[BEGIN]
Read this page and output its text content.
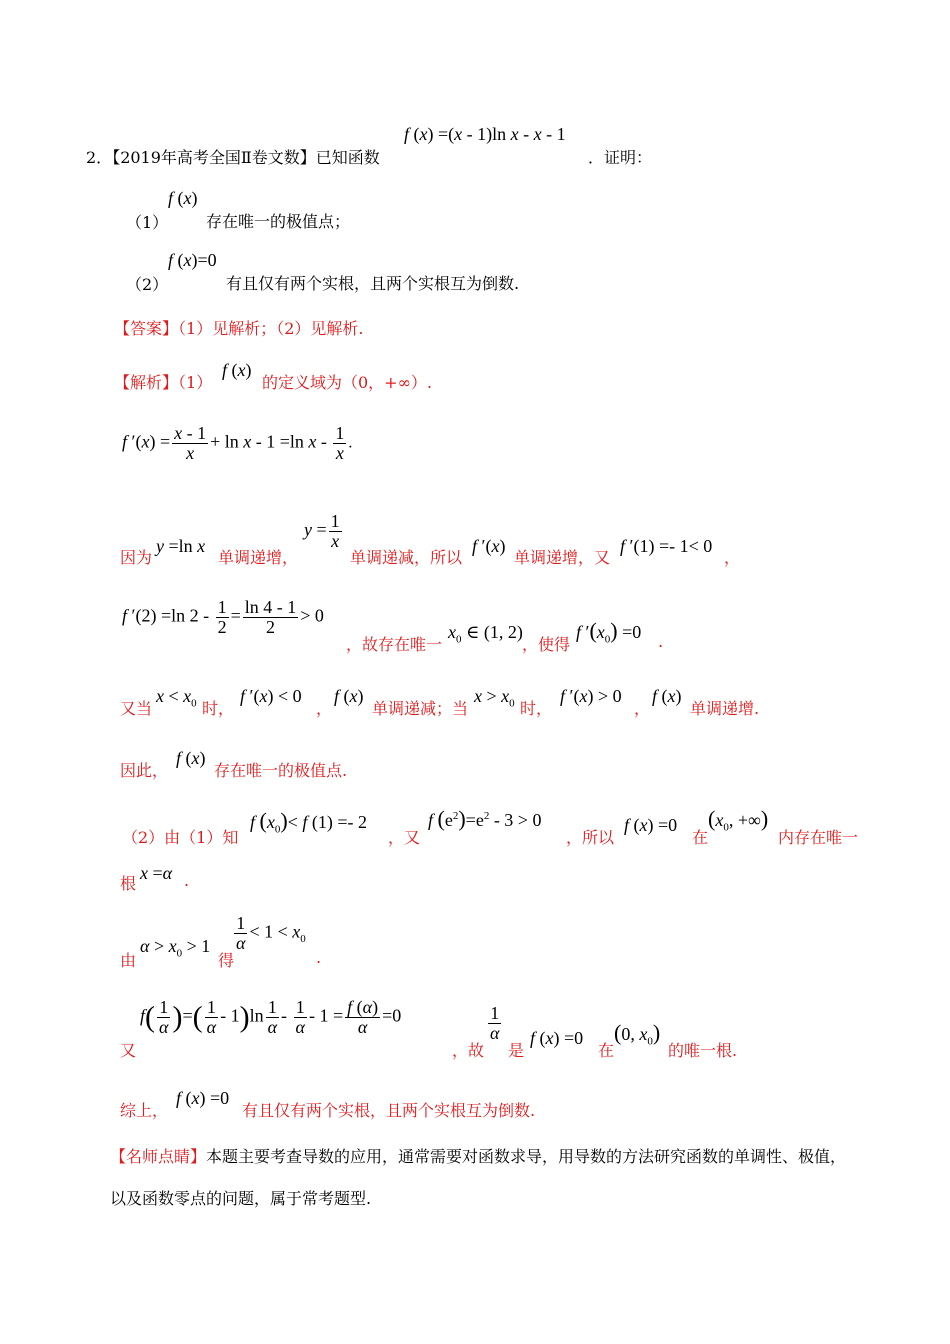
f (x) =(x - 1)ln x - x - 1
2．【2019年高考全国Ⅱ卷文数】已知函数	．证明：
f (x)
（1） 存在唯一的极值点；
f (x)=0
（2）	有且仅有两个实根，且两个实根互为倒数.
【答案】（1）见解析；（2）见解析.
【解析】（1）
f (x)
的定义域为（0，+∞）.
f $'(x) = \frac{x - 1}{x} + \ln x - 1 =\ln$ x - $\frac{1}{x}$ .
因为
y =ln x
单调递增，
$y = \frac{1}{x}$
单调递减，所以
f ′(x)
单调递增，又
f ′(1) =- 1< 0
，
f ′(2) =ln $2 - \frac{1}{2} = \frac{\ln 4 - 1}{2} > 0$
，故存在唯一
$x_0$ ∈ (1, 2)
，使得
f $'(x_0) =0$ .
又当
$x < x_0$ 时，
f ′(x) < 0
，
f (x)
单调递减；当
$x > x_0$ 时，
f ′(x) > 0
，
f (x)
单调递增.
因此，
f (x)
存在唯一的极值点.
（2）由（1）知
f $(x_0)< f$ (1) =- 2
，又
f $(e^2)=e^2 - 3 > 0$
，所以
f (x) =0
在
($x_0$, +∞)
内存在唯一
根
x =α .
由
$\alpha > x_0 > 1$
得
$\frac{1}{\alpha} < 1 < x_0$
.
又
$f( \frac{1}{\alpha}$ )=( $\frac{1}{\alpha} - 1)\ln \frac{1}{\alpha} - \frac{1}{\alpha} - 1 = \frac{f (\alpha)}{\alpha} =0$
，故
$\frac{1}{\alpha}$
是
f (x) =0
在
(0, $x_0$)
的唯一根.
综上，
f (x) =0
有且仅有两个实根，且两个实根互为倒数.
【名师点睛】本题主要考查导数的应用，通常需要对函数求导，用导数的方法研究函数的单调性、极值，
以及函数零点的问题，属于常考题型.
[END]
■ **Job**: An exact transcription of all the entries is required, without the pictures.

■ **Solution**:
Read this page and output its text content.
f (x) =(x - 1)ln x - x - 1
2．【2019年高考全国Ⅱ卷文数】已知函数	．证明：
f (x)
（1） 存在唯一的极值点；
f (x)=0
（2）	有且仅有两个实根，且两个实根互为倒数.
【答案】（1）见解析；（2）见解析.
【解析】（1）
f (x)
的定义域为（0，+∞）.
f $'(x) = \frac{x - 1}{x} + \ln x - 1 =\ln$ x - $\frac{1}{x}$ .
因为
y =ln x
单调递增，
$y = \frac{1}{x}$
单调递减，所以
f ′(x)
单调递增，又
f ′(1) =- 1< 0
，
f ′(2) =ln $2 - \frac{1}{2} = \frac{\ln 4 - 1}{2} > 0$
，故存在唯一
$x_0$ ∈ (1, 2)
，使得
f $'(x_0) =0$ .
又当
$x < x_0$ 时，
f ′(x) < 0
，
f (x)
单调递减；当
$x > x_0$ 时，
f ′(x) > 0
，
f (x)
单调递增.
因此，
f (x)
存在唯一的极值点.
（2）由（1）知
f $(x_0)< f$ (1) =- 2
，又
f $(e^2)=e^2 - 3 > 0$
，所以
f (x) =0
在
($x_0$, +∞)
内存在唯一
根
x =α .
由
$\alpha > x_0 > 1$
得
$\frac{1}{\alpha} < 1 < x_0$
.
又
$f( \frac{1}{\alpha}$ )=( $\frac{1}{\alpha} - 1)\ln \frac{1}{\alpha} - \frac{1}{\alpha} - 1 = \frac{f (\alpha)}{\alpha} =0$
，故
$\frac{1}{\alpha}$
是
f (x) =0
在
(0, $x_0$)
的唯一根.
综上，
f (x) =0
有且仅有两个实根，且两个实根互为倒数.
【名师点睛】本题主要考查导数的应用，通常需要对函数求导，用导数的方法研究函数的单调性、极值，
以及函数零点的问题，属于常考题型.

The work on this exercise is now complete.